• İstenen
Alman Lisesi üzerine yapılan söyleşiyi baştan sona, tek harfini bile değiştirmeden kopyala.

• Metin bölümü
Alman Lisesi'nde sonra öğreniminize nasıl devam ettiniz?
1 yıl Ist. Üni. Ed. Fak. Alman Filolojisi bölümüne gittim, notlarım çok iyi olduğundan Gottingen Üni. 2 aylık Alman Filolojisi eğitimi aldım. 40 kişilik kursta birinci oldum ve bunun neticesinde burs kazanarak (DAAD bursu) Almanya Bonn Üniversitesinde okudum.
Lisenin eski tarzı ile şimdiki arasında ne fark var?
O kadar çok fark var ki hangisini anlatayım? Ben Alman lisesinden sadece Almanya'da Üniversiteye giderken ve orada Almanca hocalığı yaparken 8 sene ayrılmış oldum. Bunun dışında hep Alman Lisesinde öğrencilere özel ders verdiğim için bütün değişiklikleri adım adım bir bir gördüm ve yaşadım. Öğretmen kalitesi geçen her zaman diliminde azaldı. Türkiye'nin yaşadığı tüm toplumsal dönüşümlerin etkisi Alman Lisesinde de görüldü. En önemli değişim tüm dünyanın yaşadığı teknik alandaki gelişmeler oldu. Artık Alman Lisesi öğrencileri dijital dünyanın çocukları. Onlar kullandıkları teknik araçların esiri. Kitap açıp bilgilerini okuyarak geliştirmeyi bilmiyorlar çünkü Google amca onların bütün sorularına cevap veriyor. Aradaki fark bu.

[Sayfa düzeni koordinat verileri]
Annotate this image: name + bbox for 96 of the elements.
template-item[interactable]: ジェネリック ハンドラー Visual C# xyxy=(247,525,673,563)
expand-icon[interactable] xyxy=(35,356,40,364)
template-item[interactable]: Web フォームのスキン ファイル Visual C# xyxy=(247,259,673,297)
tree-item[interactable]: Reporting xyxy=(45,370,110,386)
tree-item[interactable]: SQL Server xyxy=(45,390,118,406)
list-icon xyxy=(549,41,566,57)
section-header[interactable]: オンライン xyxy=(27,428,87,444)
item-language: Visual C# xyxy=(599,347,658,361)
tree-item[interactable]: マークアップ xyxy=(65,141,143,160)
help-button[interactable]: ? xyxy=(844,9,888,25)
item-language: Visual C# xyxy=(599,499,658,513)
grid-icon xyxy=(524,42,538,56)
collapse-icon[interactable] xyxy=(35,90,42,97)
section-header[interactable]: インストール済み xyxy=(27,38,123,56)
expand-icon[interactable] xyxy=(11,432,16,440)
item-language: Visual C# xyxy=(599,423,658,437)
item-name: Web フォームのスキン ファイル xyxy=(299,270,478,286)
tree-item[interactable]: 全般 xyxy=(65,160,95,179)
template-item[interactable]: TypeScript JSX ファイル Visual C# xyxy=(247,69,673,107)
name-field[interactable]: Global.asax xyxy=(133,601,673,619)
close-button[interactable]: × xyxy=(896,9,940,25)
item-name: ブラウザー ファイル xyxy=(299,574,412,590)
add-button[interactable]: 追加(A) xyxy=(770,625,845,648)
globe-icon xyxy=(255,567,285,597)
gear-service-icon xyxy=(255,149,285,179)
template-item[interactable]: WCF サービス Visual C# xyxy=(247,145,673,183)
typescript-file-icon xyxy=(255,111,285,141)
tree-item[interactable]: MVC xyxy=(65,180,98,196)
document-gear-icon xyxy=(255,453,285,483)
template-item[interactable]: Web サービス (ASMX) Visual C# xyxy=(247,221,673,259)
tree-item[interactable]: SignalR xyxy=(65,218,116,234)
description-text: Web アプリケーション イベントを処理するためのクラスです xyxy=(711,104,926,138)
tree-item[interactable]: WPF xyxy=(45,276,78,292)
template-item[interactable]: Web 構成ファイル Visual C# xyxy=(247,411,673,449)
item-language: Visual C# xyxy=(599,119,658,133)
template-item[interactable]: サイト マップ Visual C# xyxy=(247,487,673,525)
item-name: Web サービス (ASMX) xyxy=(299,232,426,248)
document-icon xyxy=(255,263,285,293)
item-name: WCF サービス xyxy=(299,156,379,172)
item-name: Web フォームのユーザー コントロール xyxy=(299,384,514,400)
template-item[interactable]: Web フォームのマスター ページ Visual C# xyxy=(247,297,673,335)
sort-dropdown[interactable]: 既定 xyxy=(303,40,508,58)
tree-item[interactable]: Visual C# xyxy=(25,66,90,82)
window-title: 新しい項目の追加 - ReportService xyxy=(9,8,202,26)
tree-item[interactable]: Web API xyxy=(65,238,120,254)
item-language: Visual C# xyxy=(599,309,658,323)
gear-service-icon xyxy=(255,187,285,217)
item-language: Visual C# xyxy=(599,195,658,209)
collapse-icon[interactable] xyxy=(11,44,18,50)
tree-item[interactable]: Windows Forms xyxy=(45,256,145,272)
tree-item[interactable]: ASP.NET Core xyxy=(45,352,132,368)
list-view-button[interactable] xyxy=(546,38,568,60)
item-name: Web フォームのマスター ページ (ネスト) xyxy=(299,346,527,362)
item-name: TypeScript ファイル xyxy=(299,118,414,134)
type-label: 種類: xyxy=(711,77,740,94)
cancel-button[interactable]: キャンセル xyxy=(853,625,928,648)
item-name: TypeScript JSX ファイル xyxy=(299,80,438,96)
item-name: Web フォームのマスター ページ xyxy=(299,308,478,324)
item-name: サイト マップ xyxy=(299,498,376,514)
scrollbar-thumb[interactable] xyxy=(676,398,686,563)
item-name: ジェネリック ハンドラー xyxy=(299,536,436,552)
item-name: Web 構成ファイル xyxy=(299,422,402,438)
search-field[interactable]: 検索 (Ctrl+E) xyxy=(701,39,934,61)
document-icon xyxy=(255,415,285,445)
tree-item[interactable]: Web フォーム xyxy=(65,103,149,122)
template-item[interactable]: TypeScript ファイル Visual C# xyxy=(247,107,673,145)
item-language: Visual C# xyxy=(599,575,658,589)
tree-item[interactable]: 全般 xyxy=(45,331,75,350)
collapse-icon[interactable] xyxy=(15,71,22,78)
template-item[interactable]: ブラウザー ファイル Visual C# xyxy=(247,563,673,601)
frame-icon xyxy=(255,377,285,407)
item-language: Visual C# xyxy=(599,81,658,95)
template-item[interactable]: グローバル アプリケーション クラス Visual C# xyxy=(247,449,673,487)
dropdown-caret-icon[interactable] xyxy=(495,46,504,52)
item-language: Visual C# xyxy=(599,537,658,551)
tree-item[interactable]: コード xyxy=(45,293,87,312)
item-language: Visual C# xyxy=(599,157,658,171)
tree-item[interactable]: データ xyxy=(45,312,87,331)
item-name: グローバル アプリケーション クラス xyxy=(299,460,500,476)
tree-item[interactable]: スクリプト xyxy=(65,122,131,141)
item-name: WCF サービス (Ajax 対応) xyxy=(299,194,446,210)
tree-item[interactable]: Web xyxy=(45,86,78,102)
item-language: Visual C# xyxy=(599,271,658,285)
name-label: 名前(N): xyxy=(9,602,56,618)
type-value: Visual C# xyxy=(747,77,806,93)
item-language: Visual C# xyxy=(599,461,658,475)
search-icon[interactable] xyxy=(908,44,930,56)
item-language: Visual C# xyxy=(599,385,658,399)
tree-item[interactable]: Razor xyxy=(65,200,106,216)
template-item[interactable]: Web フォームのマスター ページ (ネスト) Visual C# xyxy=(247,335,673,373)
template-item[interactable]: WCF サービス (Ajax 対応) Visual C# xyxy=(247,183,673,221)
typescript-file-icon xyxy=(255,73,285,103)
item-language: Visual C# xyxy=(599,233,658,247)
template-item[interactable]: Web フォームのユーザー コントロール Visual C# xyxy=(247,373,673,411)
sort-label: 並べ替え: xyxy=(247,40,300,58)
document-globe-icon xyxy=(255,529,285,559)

• Doğru cevap
Alman Lisesi'nde sonra öğreniminize nasıl devam ettiniz?
1 yıl Ist. Üni. Ed. Fak. Alman Filolojisi bölümüne gittim, notlarım çok iyi olduğundan Gottingen Üni. 2 aylık Alman Filolojisi eğitimi aldım. 40 kişilik kursta birinci oldum ve bunun neticesinde burs kazanarak (DAAD bursu) Almanya Bonn Üniversitesinde okudum.
Lisenin eski tarzı ile şimdiki arasında ne fark var?
O kadar çok fark var ki hangisini anlatayım? Ben Alman lisesinden sadece Almanya'da Üniversiteye giderken ve orada Almanca hocalığı yaparken 8 sene ayrılmış oldum. Bunun dışında hep Alman Lisesinde öğrencilere özel ders verdiğim için bütün değişiklikleri adım adım bir bir gördüm ve yaşadım. Öğretmen kalitesi geçen her zaman diliminde azaldı. Türkiye'nin yaşadığı tüm toplumsal dönüşümlerin etkisi Alman Lisesinde de görüldü. En önemli değişim tüm dünyanın yaşadığı teknik alandaki gelişmeler oldu. Artık Alman Lisesi öğrencileri dijital dünyanın çocukları. Onlar kullandıkları teknik araçların esiri. Kitap açıp bilgilerini okuyarak geliştirmeyi bilmiyorlar çünkü Google amca onların bütün sorularına cevap veriyor. Aradaki fark bu.